▶ **Given task**: The entries below should be quoted exactly, with no pictures carried over.

Dataset items
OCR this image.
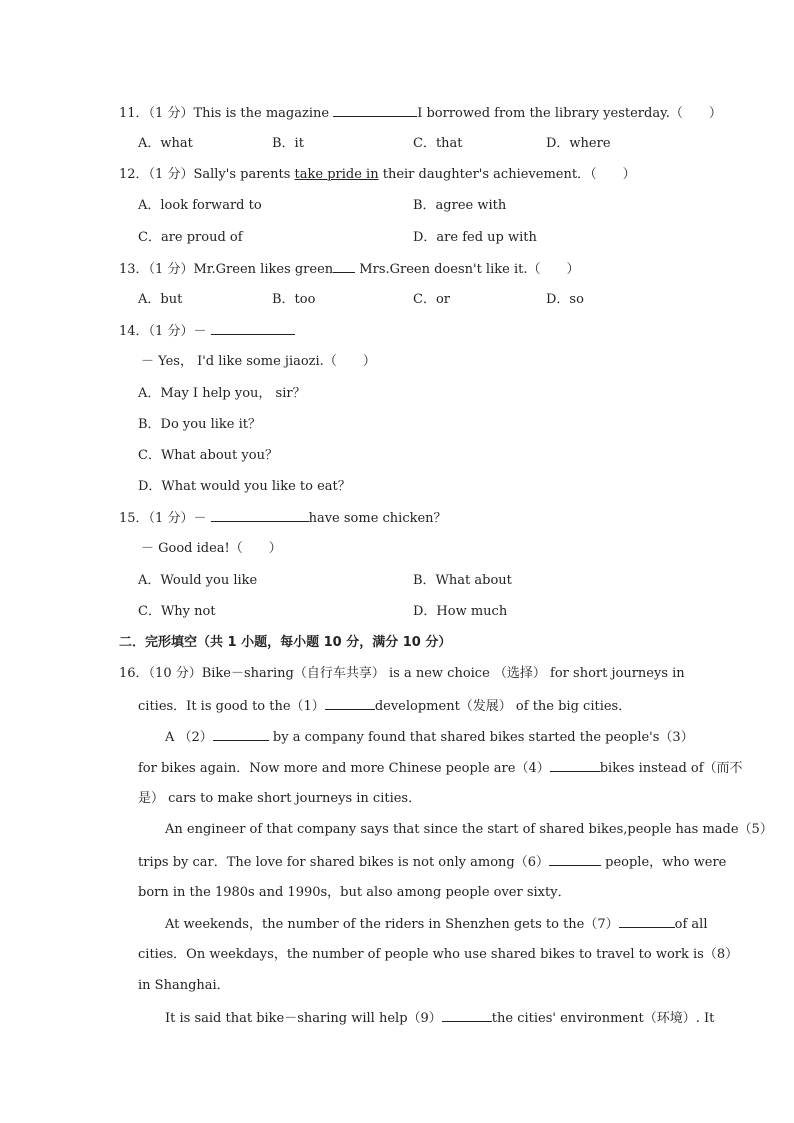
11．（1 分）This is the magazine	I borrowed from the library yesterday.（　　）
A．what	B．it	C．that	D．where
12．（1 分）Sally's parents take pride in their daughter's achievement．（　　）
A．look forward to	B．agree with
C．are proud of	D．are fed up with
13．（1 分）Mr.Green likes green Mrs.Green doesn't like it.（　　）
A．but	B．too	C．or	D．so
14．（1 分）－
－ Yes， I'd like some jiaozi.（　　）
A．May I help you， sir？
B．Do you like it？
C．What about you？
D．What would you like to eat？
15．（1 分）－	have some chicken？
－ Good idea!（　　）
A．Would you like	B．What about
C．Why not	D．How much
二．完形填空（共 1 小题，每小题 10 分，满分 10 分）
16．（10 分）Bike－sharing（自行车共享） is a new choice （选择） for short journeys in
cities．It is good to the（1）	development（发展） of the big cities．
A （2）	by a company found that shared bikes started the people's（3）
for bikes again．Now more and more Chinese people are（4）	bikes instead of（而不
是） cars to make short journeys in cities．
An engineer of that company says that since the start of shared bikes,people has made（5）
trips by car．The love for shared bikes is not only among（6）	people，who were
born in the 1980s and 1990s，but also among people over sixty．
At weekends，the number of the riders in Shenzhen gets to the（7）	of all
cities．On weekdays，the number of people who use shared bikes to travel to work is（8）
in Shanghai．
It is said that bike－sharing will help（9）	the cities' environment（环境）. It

▶ **Result of the task**:
OCR this image.
11．（1 分）This is the magazine	I borrowed from the library yesterday.（　　）
A．what	B．it	C．that	D．where
12．（1 分）Sally's parents take pride in their daughter's achievement．（　　）
A．look forward to	B．agree with
C．are proud of	D．are fed up with
13．（1 分）Mr.Green likes green Mrs.Green doesn't like it.（　　）
A．but	B．too	C．or	D．so
14．（1 分）－
－ Yes， I'd like some jiaozi.（　　）
A．May I help you， sir？
B．Do you like it？
C．What about you？
D．What would you like to eat？
15．（1 分）－	have some chicken？
－ Good idea!（　　）
A．Would you like	B．What about
C．Why not	D．How much
二．完形填空（共 1 小题，每小题 10 分，满分 10 分）
16．（10 分）Bike－sharing（自行车共享） is a new choice （选择） for short journeys in
cities．It is good to the（1）	development（发展） of the big cities．
A （2）	by a company found that shared bikes started the people's（3）
for bikes again．Now more and more Chinese people are（4）	bikes instead of（而不
是） cars to make short journeys in cities．
An engineer of that company says that since the start of shared bikes,people has made（5）
trips by car．The love for shared bikes is not only among（6）	people，who were
born in the 1980s and 1990s，but also among people over sixty．
At weekends，the number of the riders in Shenzhen gets to the（7）	of all
cities．On weekdays，the number of people who use shared bikes to travel to work is（8）
in Shanghai．
It is said that bike－sharing will help（9）	the cities' environment（环境）. It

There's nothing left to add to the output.